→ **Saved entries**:
^^^^

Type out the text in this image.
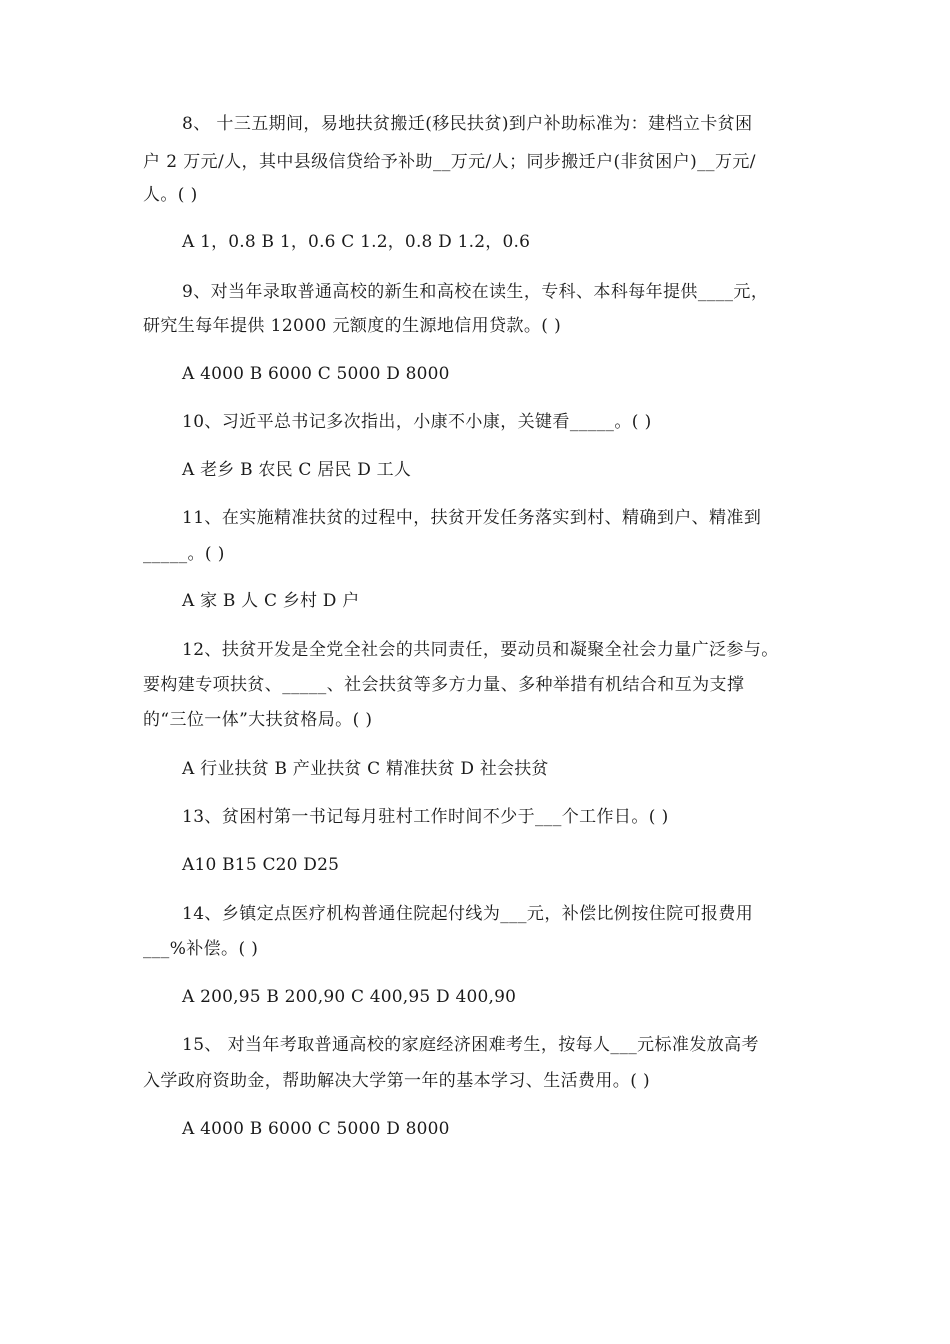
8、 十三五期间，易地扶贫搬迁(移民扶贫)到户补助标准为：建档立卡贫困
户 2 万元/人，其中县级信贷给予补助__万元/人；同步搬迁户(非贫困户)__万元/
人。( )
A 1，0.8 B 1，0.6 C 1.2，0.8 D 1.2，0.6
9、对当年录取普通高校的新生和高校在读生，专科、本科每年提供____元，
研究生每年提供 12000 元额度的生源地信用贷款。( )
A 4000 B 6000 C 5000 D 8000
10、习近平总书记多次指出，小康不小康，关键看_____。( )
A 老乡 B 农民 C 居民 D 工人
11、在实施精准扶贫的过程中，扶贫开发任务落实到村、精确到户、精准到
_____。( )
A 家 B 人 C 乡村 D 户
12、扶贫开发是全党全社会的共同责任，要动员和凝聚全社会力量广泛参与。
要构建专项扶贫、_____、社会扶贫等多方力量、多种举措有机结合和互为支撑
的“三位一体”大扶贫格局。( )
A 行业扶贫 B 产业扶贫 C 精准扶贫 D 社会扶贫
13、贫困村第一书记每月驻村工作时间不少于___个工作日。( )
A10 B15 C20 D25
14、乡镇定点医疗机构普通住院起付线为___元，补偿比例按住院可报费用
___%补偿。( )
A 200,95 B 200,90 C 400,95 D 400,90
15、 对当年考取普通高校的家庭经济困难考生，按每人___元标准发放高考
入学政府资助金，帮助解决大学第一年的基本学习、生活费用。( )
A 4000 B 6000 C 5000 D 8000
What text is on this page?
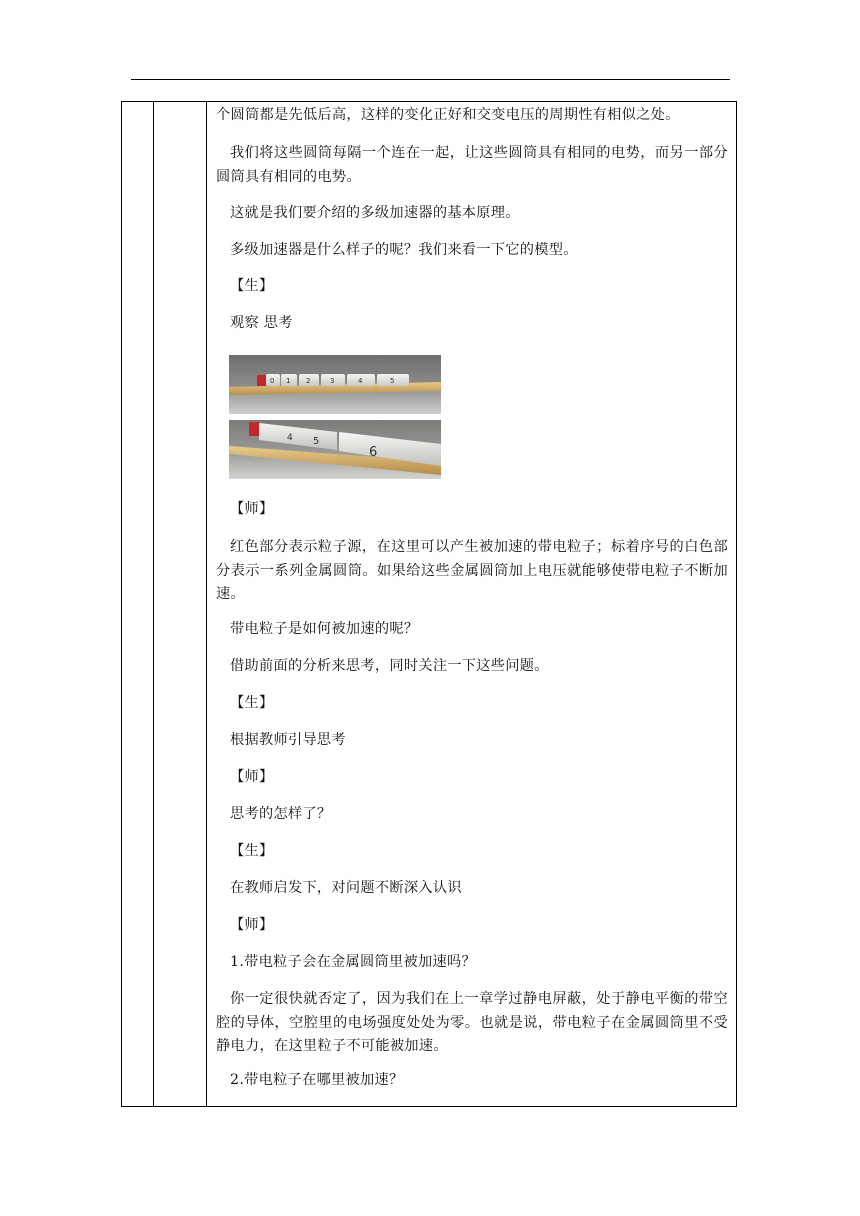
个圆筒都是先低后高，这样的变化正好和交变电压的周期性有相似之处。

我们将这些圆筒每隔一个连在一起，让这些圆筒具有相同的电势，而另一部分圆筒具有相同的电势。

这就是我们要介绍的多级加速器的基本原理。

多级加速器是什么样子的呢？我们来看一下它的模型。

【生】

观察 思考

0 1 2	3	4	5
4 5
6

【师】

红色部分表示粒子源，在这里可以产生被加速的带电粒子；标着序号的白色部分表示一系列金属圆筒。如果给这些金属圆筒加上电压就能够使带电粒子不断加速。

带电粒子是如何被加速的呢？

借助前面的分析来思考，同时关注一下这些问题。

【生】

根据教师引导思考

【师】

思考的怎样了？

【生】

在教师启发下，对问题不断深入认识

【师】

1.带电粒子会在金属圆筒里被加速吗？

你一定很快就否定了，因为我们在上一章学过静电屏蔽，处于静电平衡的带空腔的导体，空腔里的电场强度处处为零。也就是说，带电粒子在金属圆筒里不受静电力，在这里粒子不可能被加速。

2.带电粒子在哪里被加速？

^^^^

Return all of the data exactly as written, and drop the pictures.

→ **Written solution**:
Type out the text in this image.
8、 十三五期间，易地扶贫搬迁(移民扶贫)到户补助标准为：建档立卡贫困
户 2 万元/人，其中县级信贷给予补助__万元/人；同步搬迁户(非贫困户)__万元/
人。( )
A 1，0.8 B 1，0.6 C 1.2，0.8 D 1.2，0.6
9、对当年录取普通高校的新生和高校在读生，专科、本科每年提供____元，
研究生每年提供 12000 元额度的生源地信用贷款。( )
A 4000 B 6000 C 5000 D 8000
10、习近平总书记多次指出，小康不小康，关键看_____。( )
A 老乡 B 农民 C 居民 D 工人
11、在实施精准扶贫的过程中，扶贫开发任务落实到村、精确到户、精准到
_____。( )
A 家 B 人 C 乡村 D 户
12、扶贫开发是全党全社会的共同责任，要动员和凝聚全社会力量广泛参与。
要构建专项扶贫、_____、社会扶贫等多方力量、多种举措有机结合和互为支撑
的“三位一体”大扶贫格局。( )
A 行业扶贫 B 产业扶贫 C 精准扶贫 D 社会扶贫
13、贫困村第一书记每月驻村工作时间不少于___个工作日。( )
A10 B15 C20 D25
14、乡镇定点医疗机构普通住院起付线为___元，补偿比例按住院可报费用
___%补偿。( )
A 200,95 B 200,90 C 400,95 D 400,90
15、 对当年考取普通高校的家庭经济困难考生，按每人___元标准发放高考
入学政府资助金，帮助解决大学第一年的基本学习、生活费用。( )
A 4000 B 6000 C 5000 D 8000
What text is on this page?
个圆筒都是先低后高，这样的变化正好和交变电压的周期性有相似之处。

我们将这些圆筒每隔一个连在一起，让这些圆筒具有相同的电势，而另一部分圆筒具有相同的电势。

这就是我们要介绍的多级加速器的基本原理。

多级加速器是什么样子的呢？我们来看一下它的模型。

【生】

观察 思考

0 1 2	3	4	5
4 5
6

【师】

红色部分表示粒子源，在这里可以产生被加速的带电粒子；标着序号的白色部分表示一系列金属圆筒。如果给这些金属圆筒加上电压就能够使带电粒子不断加速。

带电粒子是如何被加速的呢？

借助前面的分析来思考，同时关注一下这些问题。

【生】

根据教师引导思考

【师】

思考的怎样了？

【生】

在教师启发下，对问题不断深入认识

【师】

1.带电粒子会在金属圆筒里被加速吗？

你一定很快就否定了，因为我们在上一章学过静电屏蔽，处于静电平衡的带空腔的导体，空腔里的电场强度处处为零。也就是说，带电粒子在金属圆筒里不受静电力，在这里粒子不可能被加速。

2.带电粒子在哪里被加速？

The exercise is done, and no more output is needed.